#### Records provided
:::::

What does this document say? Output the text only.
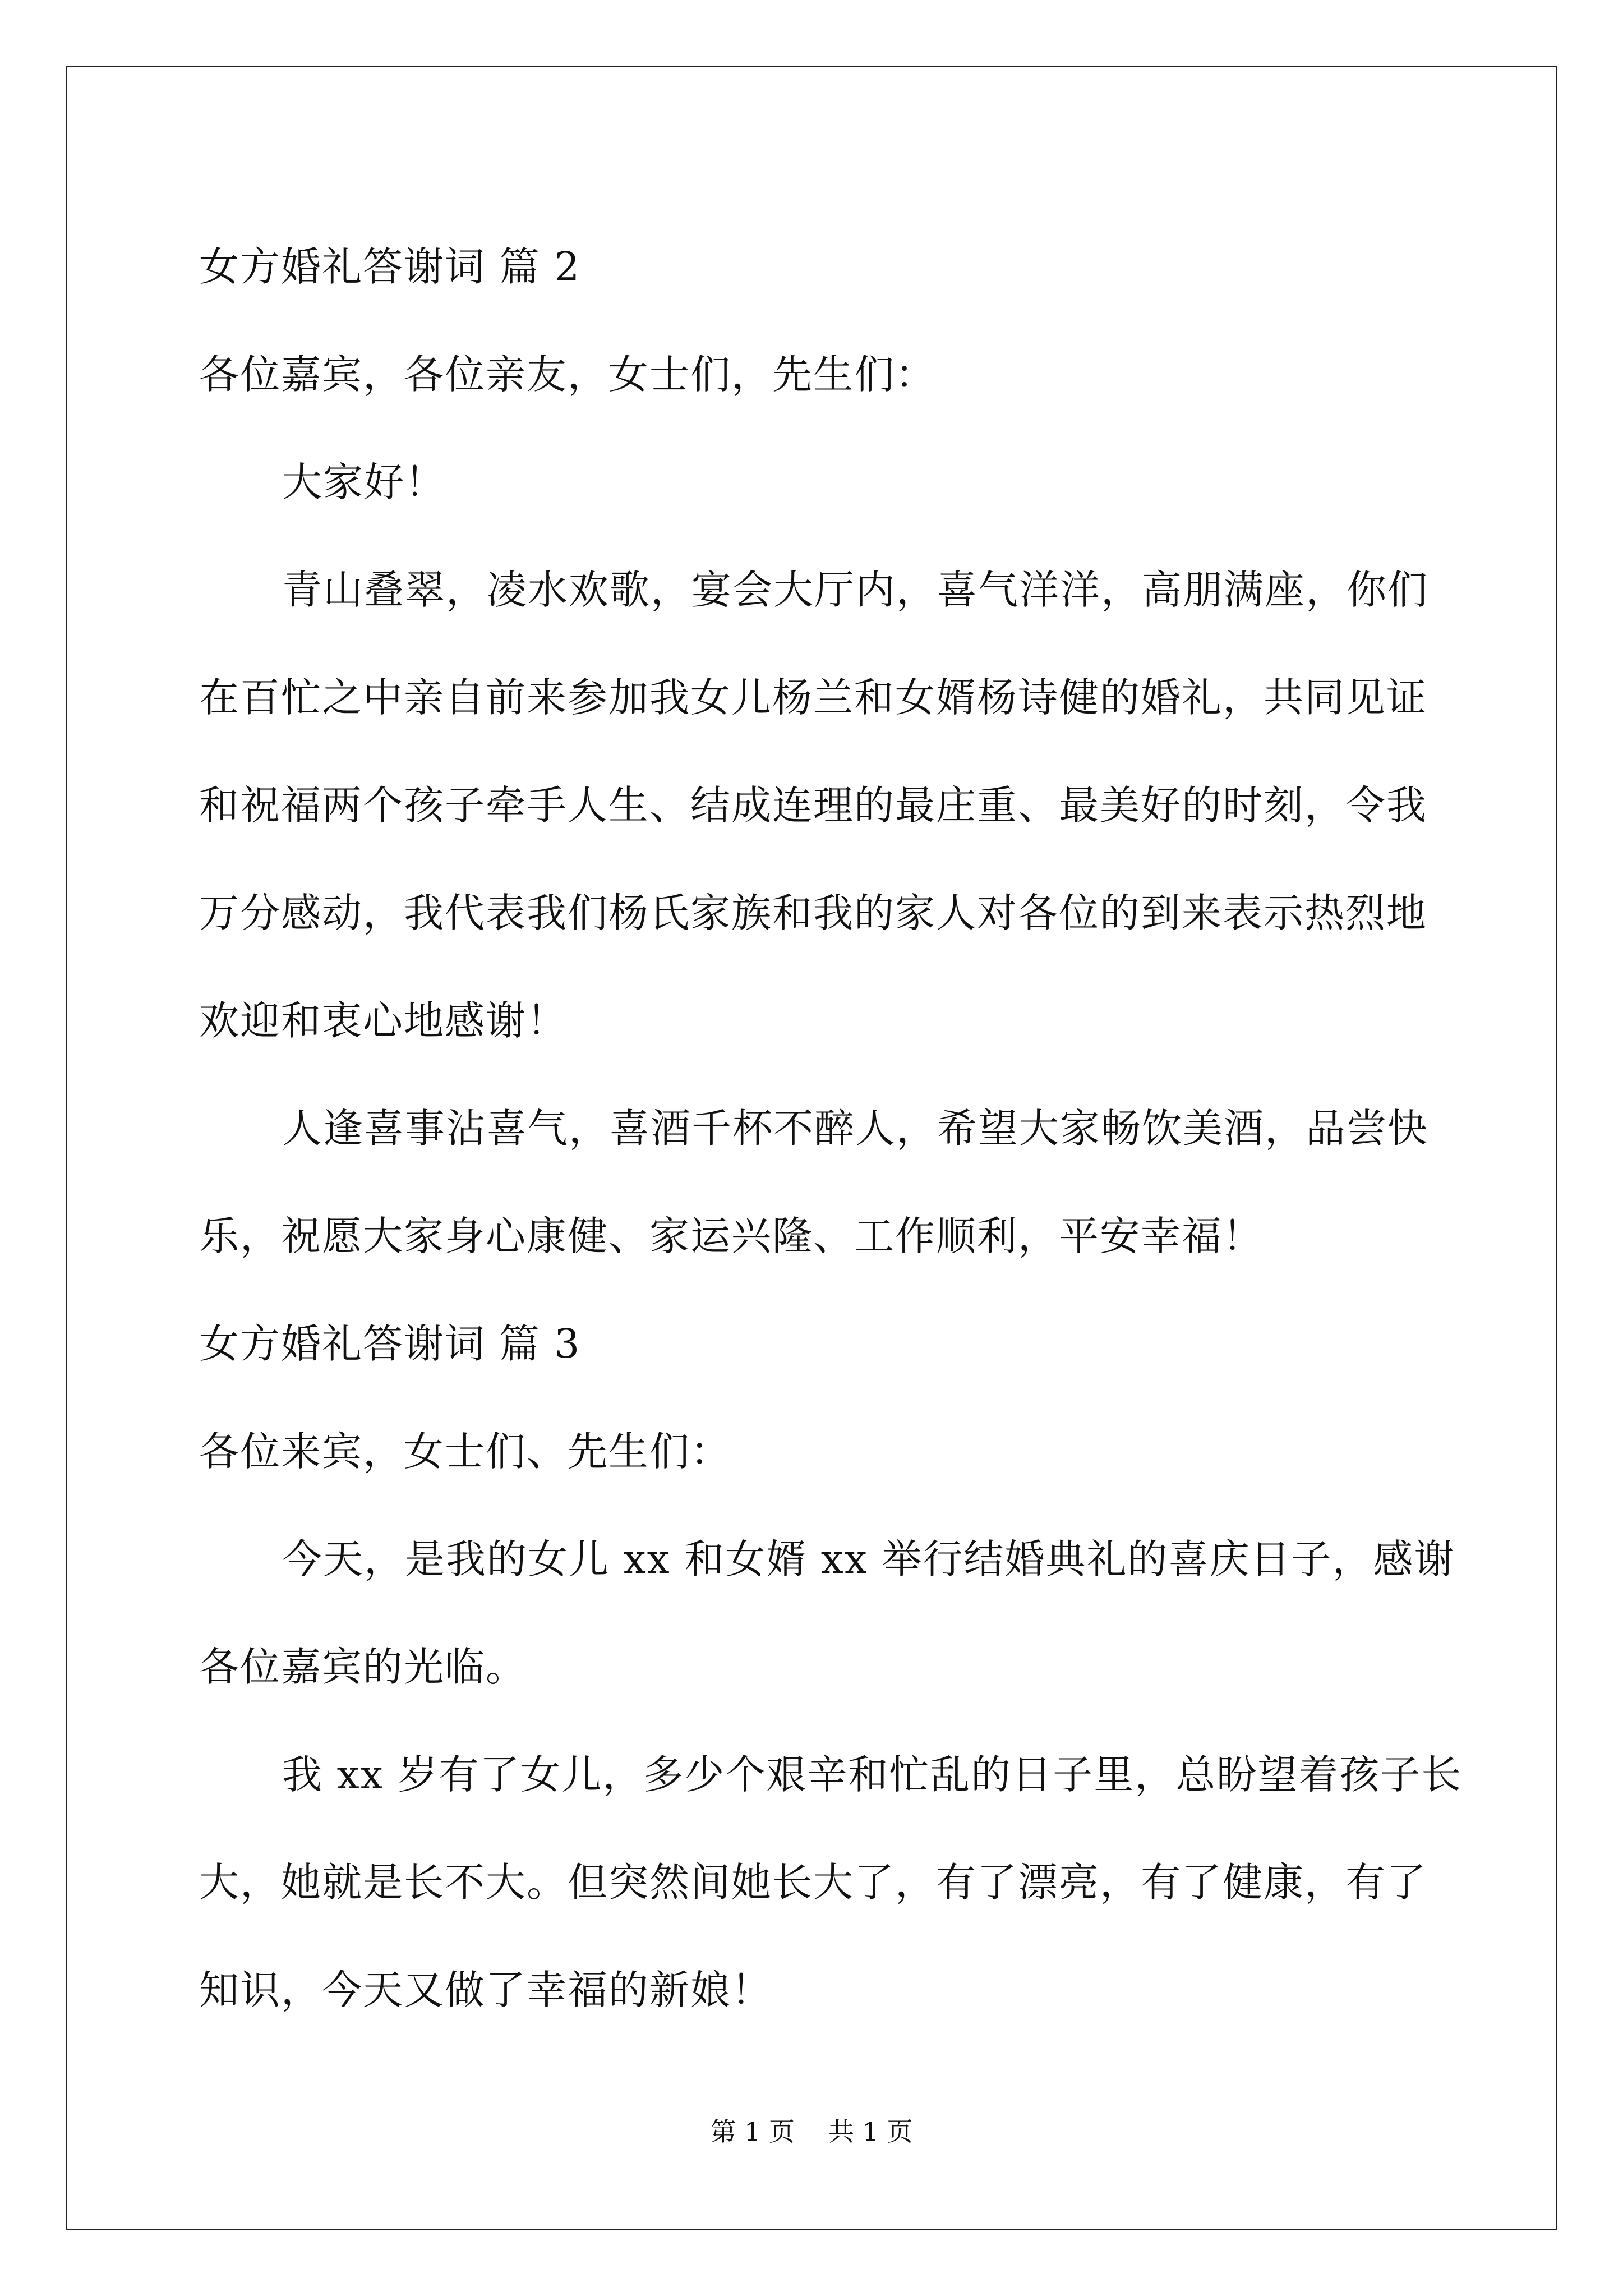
女方婚礼答谢词 篇 2
各位嘉宾，各位亲友，女士们，先生们：
大家好！
青山叠翠，凌水欢歌，宴会大厅内，喜气洋洋，高朋满座，你们
在百忙之中亲自前来参加我女儿杨兰和女婿杨诗健的婚礼，共同见证
和祝福两个孩子牵手人生、结成连理的最庄重、最美好的时刻，令我
万分感动，我代表我们杨氏家族和我的家人对各位的到来表示热烈地
欢迎和衷心地感谢！
人逢喜事沾喜气，喜酒千杯不醉人，希望大家畅饮美酒，品尝快
乐，祝愿大家身心康健、家运兴隆、工作顺利，平安幸福！
女方婚礼答谢词 篇 3
各位来宾，女士们、先生们：
今天，是我的女儿 xx 和女婿 xx 举行结婚典礼的喜庆日子，感谢
各位嘉宾的光临。
我 xx 岁有了女儿，多少个艰辛和忙乱的日子里，总盼望着孩子长
大，她就是长不大。但突然间她长大了，有了漂亮，有了健康，有了
知识，今天又做了幸福的新娘！
第 1 页 共 1 页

:::::

#### What you have to do
Repeat the records in full, exactly as they appear, without the pictures.

#### Solution for this exercise
What does this document say? Output the text only.
女方婚礼答谢词 篇 2
各位嘉宾，各位亲友，女士们，先生们：
大家好！
青山叠翠，凌水欢歌，宴会大厅内，喜气洋洋，高朋满座，你们
在百忙之中亲自前来参加我女儿杨兰和女婿杨诗健的婚礼，共同见证
和祝福两个孩子牵手人生、结成连理的最庄重、最美好的时刻，令我
万分感动，我代表我们杨氏家族和我的家人对各位的到来表示热烈地
欢迎和衷心地感谢！
人逢喜事沾喜气，喜酒千杯不醉人，希望大家畅饮美酒，品尝快
乐，祝愿大家身心康健、家运兴隆、工作顺利，平安幸福！
女方婚礼答谢词 篇 3
各位来宾，女士们、先生们：
今天，是我的女儿 xx 和女婿 xx 举行结婚典礼的喜庆日子，感谢
各位嘉宾的光临。
我 xx 岁有了女儿，多少个艰辛和忙乱的日子里，总盼望着孩子长
大，她就是长不大。但突然间她长大了，有了漂亮，有了健康，有了
知识，今天又做了幸福的新娘！
第 1 页 共 1 页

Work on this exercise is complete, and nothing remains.